▸ **STATED TASK**: Write out each line word for word. Drop pictures.

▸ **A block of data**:

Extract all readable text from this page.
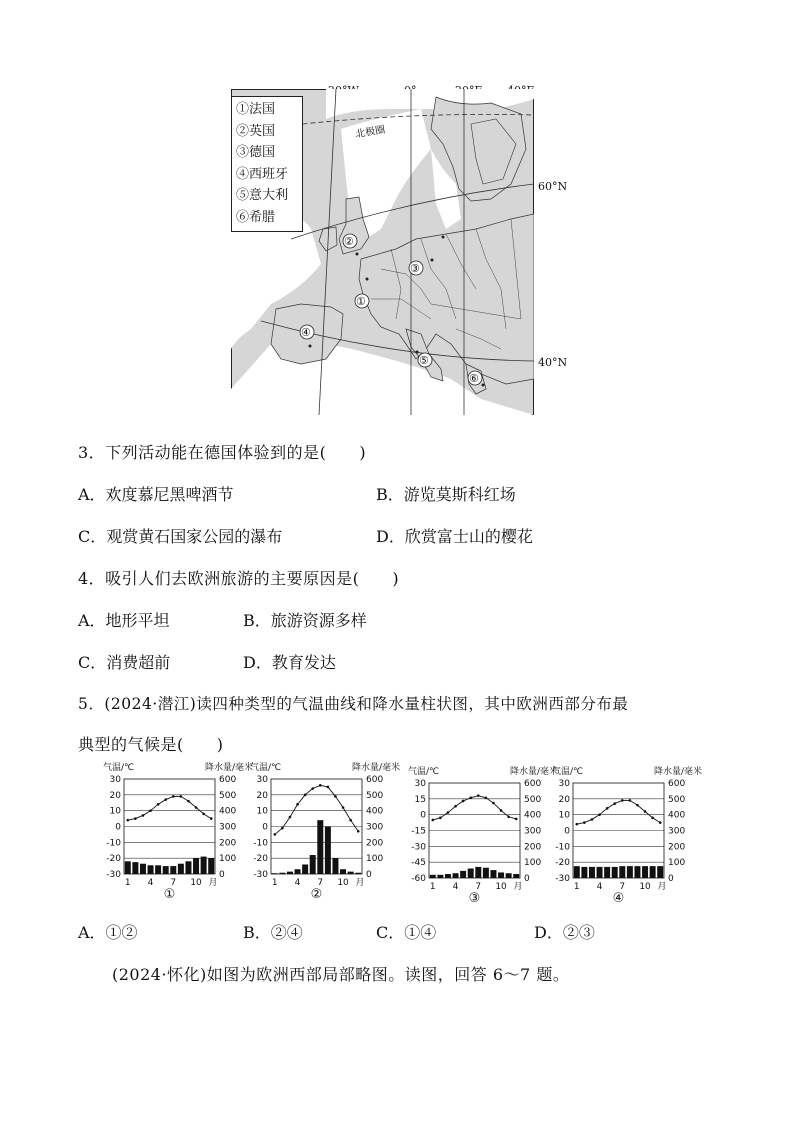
②
③
①
④
⑤
⑥
北极圈
60°N
40°N
①法国
②英国
③德国
④西班牙
⑤意大利
⑥希腊
3．下列活动能在德国体验到的是(　　)
A．欢度慕尼黑啤酒节	B．游览莫斯科红场
C．观赏黄石国家公园的瀑布	D．欣赏富士山的樱花
4．吸引人们去欧洲旅游的主要原因是(　　)
A．地形平坦	B．旅游资源多样
C．消费超前	D．教育发达
5．(2024·潜江)读四种类型的气温曲线和降水量柱状图，其中欧洲西部分布最
典型的气候是(　　)
气温/℃	降水量/毫米
30	600
20	500
10	400
0	300
-10	200
-20	100
-30	0
1 4 7 10 月
①
气温/℃	降水量/毫米
30	600
20	500
10	400
0	300
-10	200
-20	100
-30	0
1 4 7 10 月
②
气温/℃	降水量/毫米
30	600
15	500
0	400
-15	300
-30	200
-45	100
-60	0
1 4 7 10 月
③
气温/℃	降水量/毫米
30	600
20	500
10	400
0	300
-10	200
-20	100
-30	0
1 4 7 10 月
④
A．①②	B．②④	C．①④	D．②③
(2024·怀化)如图为欧洲西部局部略图。读图，回答 6～7 题。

▸ **REPLY TO THE TASK**:
Extract all readable text from this page.
②
③
①
④
⑤
⑥
北极圈
60°N
40°N
①法国
②英国
③德国
④西班牙
⑤意大利
⑥希腊
3．下列活动能在德国体验到的是(　　)
A．欢度慕尼黑啤酒节	B．游览莫斯科红场
C．观赏黄石国家公园的瀑布	D．欣赏富士山的樱花
4．吸引人们去欧洲旅游的主要原因是(　　)
A．地形平坦	B．旅游资源多样
C．消费超前	D．教育发达
5．(2024·潜江)读四种类型的气温曲线和降水量柱状图，其中欧洲西部分布最
典型的气候是(　　)
气温/℃	降水量/毫米
30	600
20	500
10	400
0	300
-10	200
-20	100
-30	0
1 4 7 10 月
①
气温/℃	降水量/毫米
30	600
20	500
10	400
0	300
-10	200
-20	100
-30	0
1 4 7 10 月
②
气温/℃	降水量/毫米
30	600
15	500
0	400
-15	300
-30	200
-45	100
-60	0
1 4 7 10 月
③
气温/℃	降水量/毫米
30	600
20	500
10	400
0	300
-10	200
-20	100
-30	0
1 4 7 10 月
④
A．①②	B．②④	C．①④	D．②③
(2024·怀化)如图为欧洲西部局部略图。读图，回答 6～7 题。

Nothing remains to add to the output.